Aim
Your task is to repeat all of the material exactly.

Raw records
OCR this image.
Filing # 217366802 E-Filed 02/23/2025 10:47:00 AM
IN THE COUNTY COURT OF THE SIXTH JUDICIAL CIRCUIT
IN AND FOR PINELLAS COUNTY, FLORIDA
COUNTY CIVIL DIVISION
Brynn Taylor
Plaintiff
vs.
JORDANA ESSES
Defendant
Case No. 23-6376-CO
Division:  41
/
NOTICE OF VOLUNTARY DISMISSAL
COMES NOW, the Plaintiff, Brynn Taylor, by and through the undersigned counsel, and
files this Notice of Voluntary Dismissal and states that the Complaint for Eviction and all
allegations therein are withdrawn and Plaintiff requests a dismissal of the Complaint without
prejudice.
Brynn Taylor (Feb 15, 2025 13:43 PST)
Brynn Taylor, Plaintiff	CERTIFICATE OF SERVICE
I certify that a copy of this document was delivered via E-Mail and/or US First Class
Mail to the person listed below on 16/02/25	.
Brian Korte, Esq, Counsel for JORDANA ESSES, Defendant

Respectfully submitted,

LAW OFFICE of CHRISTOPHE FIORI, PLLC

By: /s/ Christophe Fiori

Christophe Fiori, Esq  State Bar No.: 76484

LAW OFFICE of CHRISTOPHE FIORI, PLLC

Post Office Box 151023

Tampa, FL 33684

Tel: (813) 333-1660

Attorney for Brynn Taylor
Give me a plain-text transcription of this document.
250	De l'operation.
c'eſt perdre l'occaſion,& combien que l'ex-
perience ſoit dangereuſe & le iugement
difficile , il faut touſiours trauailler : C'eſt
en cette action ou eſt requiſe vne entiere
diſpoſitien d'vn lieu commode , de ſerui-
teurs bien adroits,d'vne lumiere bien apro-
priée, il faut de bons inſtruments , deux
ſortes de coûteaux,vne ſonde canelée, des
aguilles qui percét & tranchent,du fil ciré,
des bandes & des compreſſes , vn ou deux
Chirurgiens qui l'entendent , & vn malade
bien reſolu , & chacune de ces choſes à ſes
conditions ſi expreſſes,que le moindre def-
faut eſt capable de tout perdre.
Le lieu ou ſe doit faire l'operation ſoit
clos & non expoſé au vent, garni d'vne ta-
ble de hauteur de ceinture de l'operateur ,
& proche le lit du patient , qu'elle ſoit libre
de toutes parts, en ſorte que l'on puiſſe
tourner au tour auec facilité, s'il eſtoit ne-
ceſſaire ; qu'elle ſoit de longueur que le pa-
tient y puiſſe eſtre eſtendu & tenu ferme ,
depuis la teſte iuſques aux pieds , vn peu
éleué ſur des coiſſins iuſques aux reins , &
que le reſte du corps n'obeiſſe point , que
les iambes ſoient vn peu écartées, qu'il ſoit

Final result
OCR this image.
Filing # 217366802 E-Filed 02/23/2025 10:47:00 AM
IN THE COUNTY COURT OF THE SIXTH JUDICIAL CIRCUIT
IN AND FOR PINELLAS COUNTY, FLORIDA
COUNTY CIVIL DIVISION
Brynn Taylor
Plaintiff
vs.
JORDANA ESSES
Defendant
Case No. 23-6376-CO
Division:  41
/
NOTICE OF VOLUNTARY DISMISSAL
COMES NOW, the Plaintiff, Brynn Taylor, by and through the undersigned counsel, and
files this Notice of Voluntary Dismissal and states that the Complaint for Eviction and all
allegations therein are withdrawn and Plaintiff requests a dismissal of the Complaint without
prejudice.
Brynn Taylor (Feb 15, 2025 13:43 PST)
Brynn Taylor, Plaintiff	CERTIFICATE OF SERVICE
I certify that a copy of this document was delivered via E-Mail and/or US First Class
Mail to the person listed below on 16/02/25	.
Brian Korte, Esq, Counsel for JORDANA ESSES, Defendant

Respectfully submitted,

LAW OFFICE of CHRISTOPHE FIORI, PLLC

By: /s/ Christophe Fiori

Christophe Fiori, Esq  State Bar No.: 76484

LAW OFFICE of CHRISTOPHE FIORI, PLLC

Post Office Box 151023

Tampa, FL 33684

Tel: (813) 333-1660

Attorney for Brynn Taylor
Give me a plain-text transcription of this document.
250	De l'operation.
c'eſt perdre l'occaſion,& combien que l'ex-
perience ſoit dangereuſe & le iugement
difficile , il faut touſiours trauailler : C'eſt
en cette action ou eſt requiſe vne entiere
diſpoſitien d'vn lieu commode , de ſerui-
teurs bien adroits,d'vne lumiere bien apro-
priée, il faut de bons inſtruments , deux
ſortes de coûteaux,vne ſonde canelée, des
aguilles qui percét & tranchent,du fil ciré,
des bandes & des compreſſes , vn ou deux
Chirurgiens qui l'entendent , & vn malade
bien reſolu , & chacune de ces choſes à ſes
conditions ſi expreſſes,que le moindre def-
faut eſt capable de tout perdre.
Le lieu ou ſe doit faire l'operation ſoit
clos & non expoſé au vent, garni d'vne ta-
ble de hauteur de ceinture de l'operateur ,
& proche le lit du patient , qu'elle ſoit libre
de toutes parts, en ſorte que l'on puiſſe
tourner au tour auec facilité, s'il eſtoit ne-
ceſſaire ; qu'elle ſoit de longueur que le pa-
tient y puiſſe eſtre eſtendu & tenu ferme ,
depuis la teſte iuſques aux pieds , vn peu
éleué ſur des coiſſins iuſques aux reins , &
que le reſte du corps n'obeiſſe point , que
les iambes ſoient vn peu écartées, qu'il ſoit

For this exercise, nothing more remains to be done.